EXERCISE -> Which lines below hold the word "Unemployment"? Report each one.

PROVIDED MATERIAL ->

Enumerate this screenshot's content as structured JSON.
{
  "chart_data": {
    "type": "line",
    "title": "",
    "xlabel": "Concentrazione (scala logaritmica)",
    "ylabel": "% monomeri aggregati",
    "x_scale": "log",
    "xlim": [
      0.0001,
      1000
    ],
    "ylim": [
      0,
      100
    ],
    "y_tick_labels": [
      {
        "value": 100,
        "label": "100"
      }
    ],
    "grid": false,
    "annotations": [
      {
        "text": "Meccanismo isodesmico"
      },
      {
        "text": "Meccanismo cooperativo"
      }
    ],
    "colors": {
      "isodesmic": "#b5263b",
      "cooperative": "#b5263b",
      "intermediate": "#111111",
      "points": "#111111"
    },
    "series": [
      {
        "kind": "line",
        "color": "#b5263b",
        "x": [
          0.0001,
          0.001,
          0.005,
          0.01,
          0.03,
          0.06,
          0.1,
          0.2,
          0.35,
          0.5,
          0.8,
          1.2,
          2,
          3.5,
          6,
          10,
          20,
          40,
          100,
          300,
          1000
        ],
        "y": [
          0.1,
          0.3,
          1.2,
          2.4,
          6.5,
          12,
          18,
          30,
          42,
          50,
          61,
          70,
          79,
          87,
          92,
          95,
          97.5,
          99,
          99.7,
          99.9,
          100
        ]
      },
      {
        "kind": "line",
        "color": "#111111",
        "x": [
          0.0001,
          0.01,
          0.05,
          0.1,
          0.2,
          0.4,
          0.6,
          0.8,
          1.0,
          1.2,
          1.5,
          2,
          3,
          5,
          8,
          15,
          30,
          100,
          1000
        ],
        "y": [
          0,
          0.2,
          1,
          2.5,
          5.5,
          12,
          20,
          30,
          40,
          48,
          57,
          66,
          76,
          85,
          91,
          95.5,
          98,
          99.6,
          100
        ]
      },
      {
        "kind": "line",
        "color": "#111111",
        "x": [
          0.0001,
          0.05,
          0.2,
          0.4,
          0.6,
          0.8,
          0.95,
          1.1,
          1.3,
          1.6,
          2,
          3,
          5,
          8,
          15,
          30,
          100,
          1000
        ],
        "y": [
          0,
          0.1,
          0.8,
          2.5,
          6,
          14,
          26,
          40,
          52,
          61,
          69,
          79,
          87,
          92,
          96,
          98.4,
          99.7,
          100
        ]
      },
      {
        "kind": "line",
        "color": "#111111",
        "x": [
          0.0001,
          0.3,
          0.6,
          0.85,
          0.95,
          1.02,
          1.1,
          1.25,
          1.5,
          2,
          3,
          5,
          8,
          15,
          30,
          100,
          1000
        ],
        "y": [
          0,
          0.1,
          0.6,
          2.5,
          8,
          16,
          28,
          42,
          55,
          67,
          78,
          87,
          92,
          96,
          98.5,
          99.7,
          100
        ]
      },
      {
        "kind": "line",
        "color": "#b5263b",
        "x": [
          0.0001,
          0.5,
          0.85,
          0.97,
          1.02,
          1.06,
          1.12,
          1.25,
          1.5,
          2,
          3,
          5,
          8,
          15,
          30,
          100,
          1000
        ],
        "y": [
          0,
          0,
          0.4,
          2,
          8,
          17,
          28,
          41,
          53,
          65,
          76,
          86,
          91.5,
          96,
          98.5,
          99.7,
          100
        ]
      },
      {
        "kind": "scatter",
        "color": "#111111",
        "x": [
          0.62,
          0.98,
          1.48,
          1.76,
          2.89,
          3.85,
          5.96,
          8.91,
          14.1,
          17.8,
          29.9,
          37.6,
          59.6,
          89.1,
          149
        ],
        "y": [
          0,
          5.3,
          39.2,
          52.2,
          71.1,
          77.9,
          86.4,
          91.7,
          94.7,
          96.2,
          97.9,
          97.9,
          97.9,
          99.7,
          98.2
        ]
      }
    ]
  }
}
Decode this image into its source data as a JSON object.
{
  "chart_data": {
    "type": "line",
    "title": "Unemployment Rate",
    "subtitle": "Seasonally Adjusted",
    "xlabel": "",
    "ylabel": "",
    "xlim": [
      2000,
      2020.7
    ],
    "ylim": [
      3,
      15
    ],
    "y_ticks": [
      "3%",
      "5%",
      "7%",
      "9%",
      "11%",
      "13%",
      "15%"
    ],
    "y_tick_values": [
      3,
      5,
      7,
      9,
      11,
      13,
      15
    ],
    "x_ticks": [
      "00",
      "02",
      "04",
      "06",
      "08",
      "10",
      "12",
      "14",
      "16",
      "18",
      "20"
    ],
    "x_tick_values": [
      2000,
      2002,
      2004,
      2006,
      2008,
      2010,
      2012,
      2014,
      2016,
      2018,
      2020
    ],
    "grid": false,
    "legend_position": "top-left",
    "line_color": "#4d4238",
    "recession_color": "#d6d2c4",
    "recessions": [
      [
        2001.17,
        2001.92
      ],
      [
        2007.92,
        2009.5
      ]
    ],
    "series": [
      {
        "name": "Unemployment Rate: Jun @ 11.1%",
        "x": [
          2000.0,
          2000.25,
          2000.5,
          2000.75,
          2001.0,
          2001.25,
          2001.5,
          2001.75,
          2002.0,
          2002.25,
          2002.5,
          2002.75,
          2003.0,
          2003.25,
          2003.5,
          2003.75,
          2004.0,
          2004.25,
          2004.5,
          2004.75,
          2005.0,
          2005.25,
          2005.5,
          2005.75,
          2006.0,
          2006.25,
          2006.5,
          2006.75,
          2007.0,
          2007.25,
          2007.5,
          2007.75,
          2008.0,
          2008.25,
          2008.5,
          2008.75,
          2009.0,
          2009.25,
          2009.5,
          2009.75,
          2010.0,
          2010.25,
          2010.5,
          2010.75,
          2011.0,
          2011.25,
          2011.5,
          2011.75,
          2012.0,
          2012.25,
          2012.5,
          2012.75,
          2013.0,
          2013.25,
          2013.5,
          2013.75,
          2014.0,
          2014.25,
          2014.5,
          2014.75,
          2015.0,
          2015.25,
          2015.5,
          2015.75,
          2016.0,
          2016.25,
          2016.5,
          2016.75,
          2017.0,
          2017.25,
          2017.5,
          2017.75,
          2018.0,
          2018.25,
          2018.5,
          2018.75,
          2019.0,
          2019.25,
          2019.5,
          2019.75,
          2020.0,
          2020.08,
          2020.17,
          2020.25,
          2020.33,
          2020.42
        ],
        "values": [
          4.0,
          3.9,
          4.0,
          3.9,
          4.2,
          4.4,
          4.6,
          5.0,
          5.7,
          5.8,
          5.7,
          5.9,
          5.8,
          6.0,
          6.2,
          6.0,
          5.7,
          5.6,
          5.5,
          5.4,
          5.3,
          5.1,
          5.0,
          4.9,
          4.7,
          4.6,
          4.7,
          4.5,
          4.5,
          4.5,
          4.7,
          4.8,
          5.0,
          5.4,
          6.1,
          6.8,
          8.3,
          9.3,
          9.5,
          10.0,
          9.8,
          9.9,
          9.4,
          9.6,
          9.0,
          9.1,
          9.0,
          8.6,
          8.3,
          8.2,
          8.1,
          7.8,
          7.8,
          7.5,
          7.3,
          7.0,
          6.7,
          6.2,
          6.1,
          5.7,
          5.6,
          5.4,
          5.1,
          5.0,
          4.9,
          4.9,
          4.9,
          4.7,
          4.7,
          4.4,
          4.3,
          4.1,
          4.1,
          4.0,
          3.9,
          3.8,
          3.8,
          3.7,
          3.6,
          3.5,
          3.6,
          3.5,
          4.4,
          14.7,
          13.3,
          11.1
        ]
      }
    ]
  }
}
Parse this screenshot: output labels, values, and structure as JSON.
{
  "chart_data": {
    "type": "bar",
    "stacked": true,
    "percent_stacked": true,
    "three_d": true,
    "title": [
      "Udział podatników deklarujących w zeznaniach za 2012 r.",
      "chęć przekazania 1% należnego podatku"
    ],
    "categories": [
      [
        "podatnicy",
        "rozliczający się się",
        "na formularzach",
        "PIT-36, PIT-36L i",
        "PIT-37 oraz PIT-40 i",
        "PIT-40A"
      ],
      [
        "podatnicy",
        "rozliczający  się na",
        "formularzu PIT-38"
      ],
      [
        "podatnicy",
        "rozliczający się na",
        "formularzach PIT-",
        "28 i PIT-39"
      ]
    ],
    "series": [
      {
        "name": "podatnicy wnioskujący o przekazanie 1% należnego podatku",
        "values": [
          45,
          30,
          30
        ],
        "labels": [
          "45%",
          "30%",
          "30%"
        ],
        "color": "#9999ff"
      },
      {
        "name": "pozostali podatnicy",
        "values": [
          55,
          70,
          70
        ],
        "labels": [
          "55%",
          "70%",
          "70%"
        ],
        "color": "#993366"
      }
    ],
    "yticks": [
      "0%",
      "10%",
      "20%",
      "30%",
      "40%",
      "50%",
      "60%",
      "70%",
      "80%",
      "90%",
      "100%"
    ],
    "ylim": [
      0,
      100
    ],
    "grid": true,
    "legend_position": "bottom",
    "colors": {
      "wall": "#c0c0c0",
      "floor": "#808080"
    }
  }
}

REPLY TO THE TASK ->
    "title": "Unemployment Rate",
        "name": "Unemployment Rate: Jun @ 11.1%",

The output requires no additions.